▸ **To do**:
Your task is to copy the listing exactly, with the pictures left out.

Records from a data source

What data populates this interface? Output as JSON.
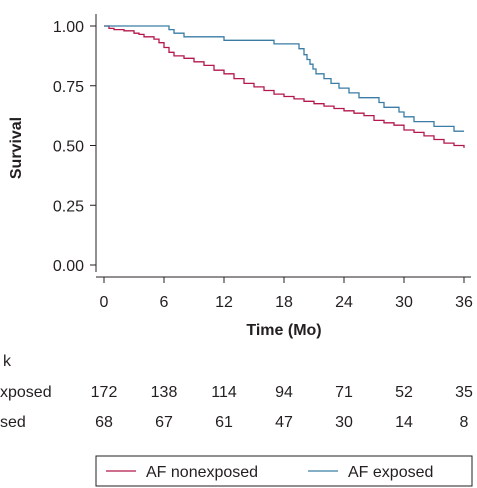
{
  "chart_data": {
    "type": "line",
    "ylabel": "Survival",
    "xlabel": "Time (Mo)",
    "xlim": [
      0,
      36
    ],
    "ylim": [
      0,
      1
    ],
    "x_ticks": [
      0,
      6,
      12,
      18,
      24,
      30,
      36
    ],
    "y_ticks": [
      "0.00",
      "0.25",
      "0.50",
      "0.75",
      "1.00"
    ],
    "grid": false,
    "legend_position": "bottom-right",
    "series": [
      {
        "name": "AF nonexposed",
        "color": "#b5174a",
        "step": true,
        "points": [
          [
            0,
            1.0
          ],
          [
            0.5,
            0.99
          ],
          [
            1.0,
            0.985
          ],
          [
            2.0,
            0.98
          ],
          [
            3.0,
            0.97
          ],
          [
            3.5,
            0.965
          ],
          [
            4.0,
            0.955
          ],
          [
            5.0,
            0.945
          ],
          [
            5.5,
            0.93
          ],
          [
            6.0,
            0.91
          ],
          [
            6.5,
            0.89
          ],
          [
            7.0,
            0.875
          ],
          [
            8.0,
            0.865
          ],
          [
            9.0,
            0.85
          ],
          [
            10.0,
            0.835
          ],
          [
            11.0,
            0.815
          ],
          [
            12.0,
            0.8
          ],
          [
            13.0,
            0.78
          ],
          [
            14.0,
            0.76
          ],
          [
            15.0,
            0.745
          ],
          [
            16.0,
            0.73
          ],
          [
            17.0,
            0.715
          ],
          [
            18.0,
            0.705
          ],
          [
            19.0,
            0.695
          ],
          [
            20.0,
            0.685
          ],
          [
            21.0,
            0.675
          ],
          [
            22.0,
            0.665
          ],
          [
            23.0,
            0.655
          ],
          [
            24.0,
            0.645
          ],
          [
            25.0,
            0.635
          ],
          [
            26.0,
            0.625
          ],
          [
            27.0,
            0.605
          ],
          [
            28.0,
            0.595
          ],
          [
            29.0,
            0.585
          ],
          [
            30.0,
            0.565
          ],
          [
            31.0,
            0.555
          ],
          [
            32.0,
            0.54
          ],
          [
            33.0,
            0.525
          ],
          [
            34.0,
            0.51
          ],
          [
            35.0,
            0.5
          ],
          [
            36.0,
            0.49
          ]
        ]
      },
      {
        "name": "AF exposed",
        "color": "#3a7ca5",
        "step": true,
        "points": [
          [
            0,
            1.0
          ],
          [
            6.0,
            1.0
          ],
          [
            6.5,
            0.985
          ],
          [
            7.0,
            0.97
          ],
          [
            8.0,
            0.955
          ],
          [
            11.0,
            0.955
          ],
          [
            12.0,
            0.94
          ],
          [
            16.0,
            0.94
          ],
          [
            17.0,
            0.925
          ],
          [
            19.0,
            0.925
          ],
          [
            19.5,
            0.905
          ],
          [
            20.0,
            0.88
          ],
          [
            20.3,
            0.86
          ],
          [
            20.6,
            0.84
          ],
          [
            20.9,
            0.82
          ],
          [
            21.2,
            0.8
          ],
          [
            22.0,
            0.78
          ],
          [
            22.7,
            0.76
          ],
          [
            23.5,
            0.74
          ],
          [
            24.5,
            0.72
          ],
          [
            25.5,
            0.7
          ],
          [
            27.5,
            0.68
          ],
          [
            28.0,
            0.66
          ],
          [
            29.5,
            0.64
          ],
          [
            30.0,
            0.62
          ],
          [
            31.0,
            0.6
          ],
          [
            33.0,
            0.58
          ],
          [
            35.0,
            0.56
          ],
          [
            36.0,
            0.56
          ]
        ]
      }
    ],
    "risk_table": {
      "title_partial": "k",
      "rows": [
        {
          "label_partial": "xposed",
          "values": [
            "172",
            "138",
            "114",
            "94",
            "71",
            "52",
            "35"
          ]
        },
        {
          "label_partial": "sed",
          "values": [
            "68",
            "67",
            "61",
            "47",
            "30",
            "14",
            "8"
          ]
        }
      ]
    }
  },
  "legend": {
    "items": [
      {
        "label": "AF nonexposed",
        "color": "#b5174a"
      },
      {
        "label": "AF exposed",
        "color": "#3a7ca5"
      }
    ]
  }
}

▸ **Final result**:
What data populates this interface? Output as JSON.
{
  "chart_data": {
    "type": "line",
    "ylabel": "Survival",
    "xlabel": "Time (Mo)",
    "xlim": [
      0,
      36
    ],
    "ylim": [
      0,
      1
    ],
    "x_ticks": [
      0,
      6,
      12,
      18,
      24,
      30,
      36
    ],
    "y_ticks": [
      "0.00",
      "0.25",
      "0.50",
      "0.75",
      "1.00"
    ],
    "grid": false,
    "legend_position": "bottom-right",
    "series": [
      {
        "name": "AF nonexposed",
        "color": "#b5174a",
        "step": true,
        "points": [
          [
            0,
            1.0
          ],
          [
            0.5,
            0.99
          ],
          [
            1.0,
            0.985
          ],
          [
            2.0,
            0.98
          ],
          [
            3.0,
            0.97
          ],
          [
            3.5,
            0.965
          ],
          [
            4.0,
            0.955
          ],
          [
            5.0,
            0.945
          ],
          [
            5.5,
            0.93
          ],
          [
            6.0,
            0.91
          ],
          [
            6.5,
            0.89
          ],
          [
            7.0,
            0.875
          ],
          [
            8.0,
            0.865
          ],
          [
            9.0,
            0.85
          ],
          [
            10.0,
            0.835
          ],
          [
            11.0,
            0.815
          ],
          [
            12.0,
            0.8
          ],
          [
            13.0,
            0.78
          ],
          [
            14.0,
            0.76
          ],
          [
            15.0,
            0.745
          ],
          [
            16.0,
            0.73
          ],
          [
            17.0,
            0.715
          ],
          [
            18.0,
            0.705
          ],
          [
            19.0,
            0.695
          ],
          [
            20.0,
            0.685
          ],
          [
            21.0,
            0.675
          ],
          [
            22.0,
            0.665
          ],
          [
            23.0,
            0.655
          ],
          [
            24.0,
            0.645
          ],
          [
            25.0,
            0.635
          ],
          [
            26.0,
            0.625
          ],
          [
            27.0,
            0.605
          ],
          [
            28.0,
            0.595
          ],
          [
            29.0,
            0.585
          ],
          [
            30.0,
            0.565
          ],
          [
            31.0,
            0.555
          ],
          [
            32.0,
            0.54
          ],
          [
            33.0,
            0.525
          ],
          [
            34.0,
            0.51
          ],
          [
            35.0,
            0.5
          ],
          [
            36.0,
            0.49
          ]
        ]
      },
      {
        "name": "AF exposed",
        "color": "#3a7ca5",
        "step": true,
        "points": [
          [
            0,
            1.0
          ],
          [
            6.0,
            1.0
          ],
          [
            6.5,
            0.985
          ],
          [
            7.0,
            0.97
          ],
          [
            8.0,
            0.955
          ],
          [
            11.0,
            0.955
          ],
          [
            12.0,
            0.94
          ],
          [
            16.0,
            0.94
          ],
          [
            17.0,
            0.925
          ],
          [
            19.0,
            0.925
          ],
          [
            19.5,
            0.905
          ],
          [
            20.0,
            0.88
          ],
          [
            20.3,
            0.86
          ],
          [
            20.6,
            0.84
          ],
          [
            20.9,
            0.82
          ],
          [
            21.2,
            0.8
          ],
          [
            22.0,
            0.78
          ],
          [
            22.7,
            0.76
          ],
          [
            23.5,
            0.74
          ],
          [
            24.5,
            0.72
          ],
          [
            25.5,
            0.7
          ],
          [
            27.5,
            0.68
          ],
          [
            28.0,
            0.66
          ],
          [
            29.5,
            0.64
          ],
          [
            30.0,
            0.62
          ],
          [
            31.0,
            0.6
          ],
          [
            33.0,
            0.58
          ],
          [
            35.0,
            0.56
          ],
          [
            36.0,
            0.56
          ]
        ]
      }
    ],
    "risk_table": {
      "title_partial": "k",
      "rows": [
        {
          "label_partial": "xposed",
          "values": [
            "172",
            "138",
            "114",
            "94",
            "71",
            "52",
            "35"
          ]
        },
        {
          "label_partial": "sed",
          "values": [
            "68",
            "67",
            "61",
            "47",
            "30",
            "14",
            "8"
          ]
        }
      ]
    }
  },
  "legend": {
    "items": [
      {
        "label": "AF nonexposed",
        "color": "#b5174a"
      },
      {
        "label": "AF exposed",
        "color": "#3a7ca5"
      }
    ]
  }
}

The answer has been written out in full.